■ RECORD LIST
— START —
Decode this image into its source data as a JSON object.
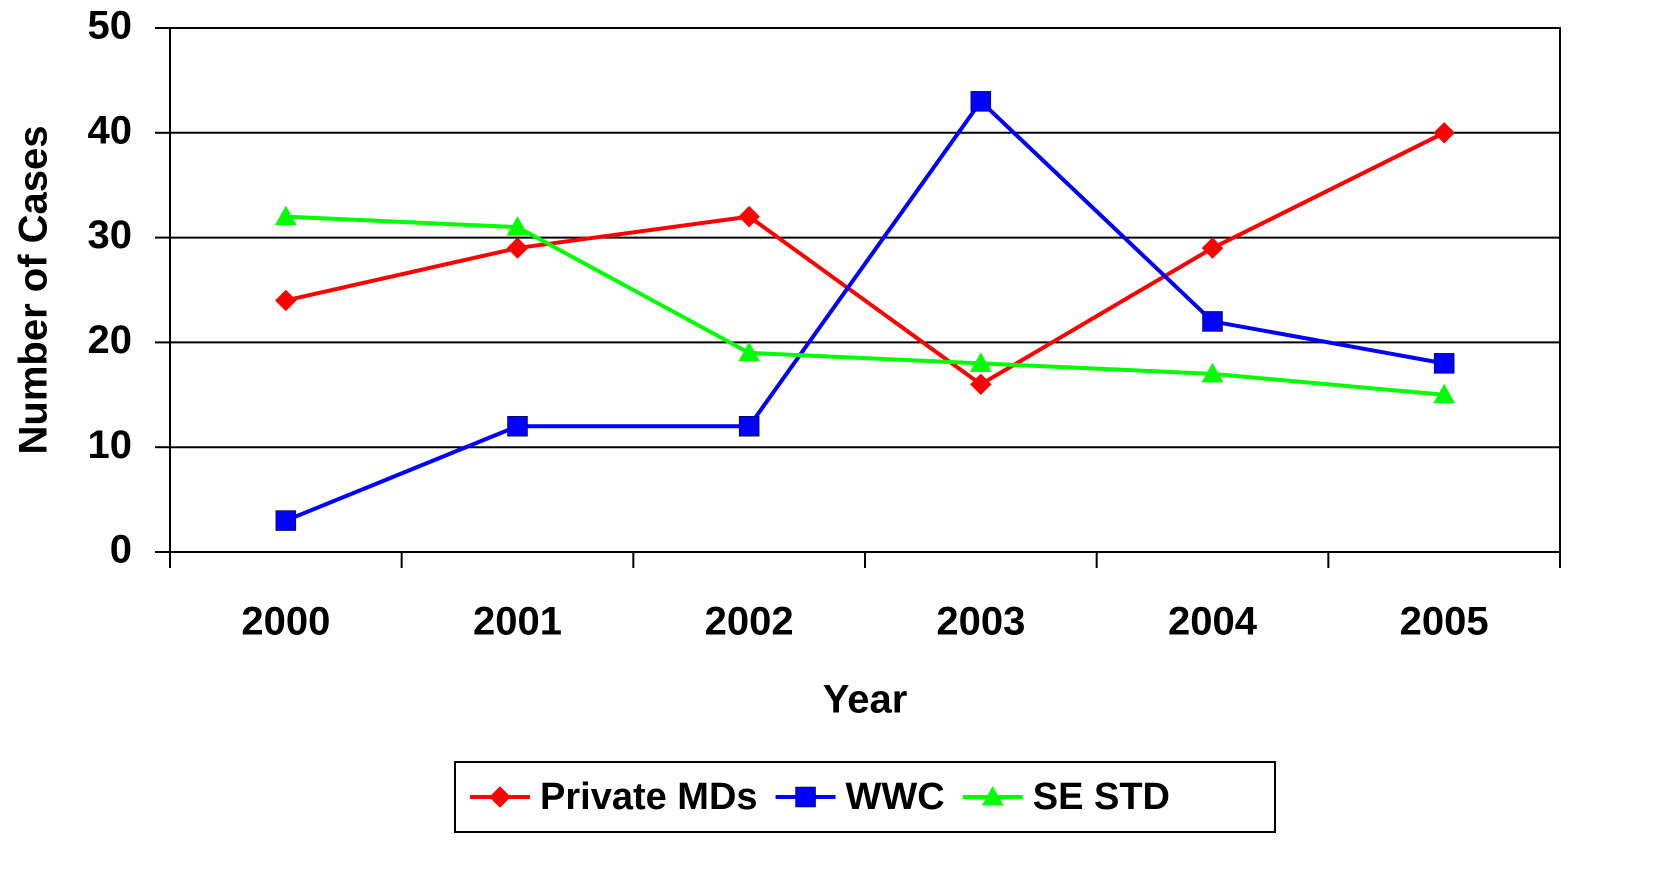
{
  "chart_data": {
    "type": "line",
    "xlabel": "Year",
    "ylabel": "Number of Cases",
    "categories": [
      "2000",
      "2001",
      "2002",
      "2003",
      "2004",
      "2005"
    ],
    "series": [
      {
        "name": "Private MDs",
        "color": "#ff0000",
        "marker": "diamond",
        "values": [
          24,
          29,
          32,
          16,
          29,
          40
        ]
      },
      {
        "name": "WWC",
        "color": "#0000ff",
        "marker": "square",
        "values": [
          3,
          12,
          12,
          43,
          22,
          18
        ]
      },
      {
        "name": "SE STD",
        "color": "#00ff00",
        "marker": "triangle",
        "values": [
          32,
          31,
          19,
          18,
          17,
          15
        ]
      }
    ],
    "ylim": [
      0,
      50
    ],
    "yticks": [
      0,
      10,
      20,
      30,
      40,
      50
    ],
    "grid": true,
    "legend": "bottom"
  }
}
— END —
■ WRITTEN INSTRUCTION
Reproduce every entry word for word, but skip any pictures.

■ RESULT OF THIS EXERCISE
Decode this image into its source data as a JSON object.
{
  "chart_data": {
    "type": "line",
    "xlabel": "Year",
    "ylabel": "Number of Cases",
    "categories": [
      "2000",
      "2001",
      "2002",
      "2003",
      "2004",
      "2005"
    ],
    "series": [
      {
        "name": "Private MDs",
        "color": "#ff0000",
        "marker": "diamond",
        "values": [
          24,
          29,
          32,
          16,
          29,
          40
        ]
      },
      {
        "name": "WWC",
        "color": "#0000ff",
        "marker": "square",
        "values": [
          3,
          12,
          12,
          43,
          22,
          18
        ]
      },
      {
        "name": "SE STD",
        "color": "#00ff00",
        "marker": "triangle",
        "values": [
          32,
          31,
          19,
          18,
          17,
          15
        ]
      }
    ],
    "ylim": [
      0,
      50
    ],
    "yticks": [
      0,
      10,
      20,
      30,
      40,
      50
    ],
    "grid": true,
    "legend": "bottom"
  }
}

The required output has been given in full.